Figure collection entries:
+-------+
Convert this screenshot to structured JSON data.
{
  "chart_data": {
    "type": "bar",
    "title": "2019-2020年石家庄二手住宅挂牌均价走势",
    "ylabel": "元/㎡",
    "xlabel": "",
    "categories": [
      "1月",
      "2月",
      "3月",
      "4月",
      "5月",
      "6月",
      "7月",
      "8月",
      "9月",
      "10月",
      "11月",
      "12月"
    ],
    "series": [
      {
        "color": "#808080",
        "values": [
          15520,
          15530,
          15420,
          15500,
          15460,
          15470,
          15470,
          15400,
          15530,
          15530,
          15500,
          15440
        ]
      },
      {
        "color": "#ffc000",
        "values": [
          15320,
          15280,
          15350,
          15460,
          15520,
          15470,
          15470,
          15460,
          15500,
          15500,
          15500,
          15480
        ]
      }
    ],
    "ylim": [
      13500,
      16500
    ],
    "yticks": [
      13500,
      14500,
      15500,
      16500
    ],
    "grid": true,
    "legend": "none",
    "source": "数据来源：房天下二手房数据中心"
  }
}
+-------+
■ AIM OF THE EXERCISE: Reproduce the entries above in full by retyping them exactly.

■ RESPONSE:
Convert this screenshot to structured JSON data.
{
  "chart_data": {
    "type": "bar",
    "title": "2019-2020年石家庄二手住宅挂牌均价走势",
    "ylabel": "元/㎡",
    "xlabel": "",
    "categories": [
      "1月",
      "2月",
      "3月",
      "4月",
      "5月",
      "6月",
      "7月",
      "8月",
      "9月",
      "10月",
      "11月",
      "12月"
    ],
    "series": [
      {
        "color": "#808080",
        "values": [
          15520,
          15530,
          15420,
          15500,
          15460,
          15470,
          15470,
          15400,
          15530,
          15530,
          15500,
          15440
        ]
      },
      {
        "color": "#ffc000",
        "values": [
          15320,
          15280,
          15350,
          15460,
          15520,
          15470,
          15470,
          15460,
          15500,
          15500,
          15500,
          15480
        ]
      }
    ],
    "ylim": [
      13500,
      16500
    ],
    "yticks": [
      13500,
      14500,
      15500,
      16500
    ],
    "grid": true,
    "legend": "none",
    "source": "数据来源：房天下二手房数据中心"
  }
}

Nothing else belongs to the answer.